▼

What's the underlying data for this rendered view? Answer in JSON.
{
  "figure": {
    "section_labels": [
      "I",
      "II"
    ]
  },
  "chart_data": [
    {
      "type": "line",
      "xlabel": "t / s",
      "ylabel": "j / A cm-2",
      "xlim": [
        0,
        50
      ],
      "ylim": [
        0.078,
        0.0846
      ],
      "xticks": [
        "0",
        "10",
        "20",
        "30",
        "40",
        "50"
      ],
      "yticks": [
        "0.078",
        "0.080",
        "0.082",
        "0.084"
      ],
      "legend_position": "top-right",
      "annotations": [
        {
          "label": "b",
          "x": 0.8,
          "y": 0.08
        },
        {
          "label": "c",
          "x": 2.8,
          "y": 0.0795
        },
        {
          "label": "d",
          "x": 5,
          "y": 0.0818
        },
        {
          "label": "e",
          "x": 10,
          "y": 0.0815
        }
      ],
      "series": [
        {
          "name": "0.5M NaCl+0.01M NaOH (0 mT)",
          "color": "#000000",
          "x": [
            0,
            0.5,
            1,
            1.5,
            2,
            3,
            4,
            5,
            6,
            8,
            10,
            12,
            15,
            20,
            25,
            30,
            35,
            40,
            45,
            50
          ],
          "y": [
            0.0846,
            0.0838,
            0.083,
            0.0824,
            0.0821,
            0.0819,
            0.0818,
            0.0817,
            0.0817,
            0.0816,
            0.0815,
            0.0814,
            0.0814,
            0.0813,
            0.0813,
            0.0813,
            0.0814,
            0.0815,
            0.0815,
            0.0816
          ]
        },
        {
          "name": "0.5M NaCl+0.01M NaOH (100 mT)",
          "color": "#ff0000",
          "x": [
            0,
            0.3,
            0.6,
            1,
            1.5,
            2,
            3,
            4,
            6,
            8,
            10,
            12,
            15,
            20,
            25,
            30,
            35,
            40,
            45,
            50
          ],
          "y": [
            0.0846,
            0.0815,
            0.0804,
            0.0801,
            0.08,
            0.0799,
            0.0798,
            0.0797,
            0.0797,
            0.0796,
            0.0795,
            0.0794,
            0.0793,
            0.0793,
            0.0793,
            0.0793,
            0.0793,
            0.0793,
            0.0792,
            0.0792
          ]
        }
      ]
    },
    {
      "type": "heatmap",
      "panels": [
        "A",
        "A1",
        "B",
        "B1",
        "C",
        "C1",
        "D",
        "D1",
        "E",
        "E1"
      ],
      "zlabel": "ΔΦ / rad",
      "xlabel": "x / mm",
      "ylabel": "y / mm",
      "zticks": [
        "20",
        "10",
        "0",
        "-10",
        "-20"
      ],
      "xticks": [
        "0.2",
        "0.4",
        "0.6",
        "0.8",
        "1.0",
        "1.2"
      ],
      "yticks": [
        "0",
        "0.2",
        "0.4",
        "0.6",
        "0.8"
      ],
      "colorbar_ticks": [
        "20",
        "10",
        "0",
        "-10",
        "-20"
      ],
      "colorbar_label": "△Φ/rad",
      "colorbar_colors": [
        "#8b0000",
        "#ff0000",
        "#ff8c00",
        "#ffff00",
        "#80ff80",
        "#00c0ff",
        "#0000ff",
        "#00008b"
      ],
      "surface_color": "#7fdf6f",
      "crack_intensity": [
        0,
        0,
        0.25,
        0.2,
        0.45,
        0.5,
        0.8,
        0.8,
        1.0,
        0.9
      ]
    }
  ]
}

▲

To be done
For the listing above, identify each line bearing "NaOH".

Expected answer
          "name": "0.5M NaCl+0.01M NaOH (0 mT)",
          "name": "0.5M NaCl+0.01M NaOH (100 mT)",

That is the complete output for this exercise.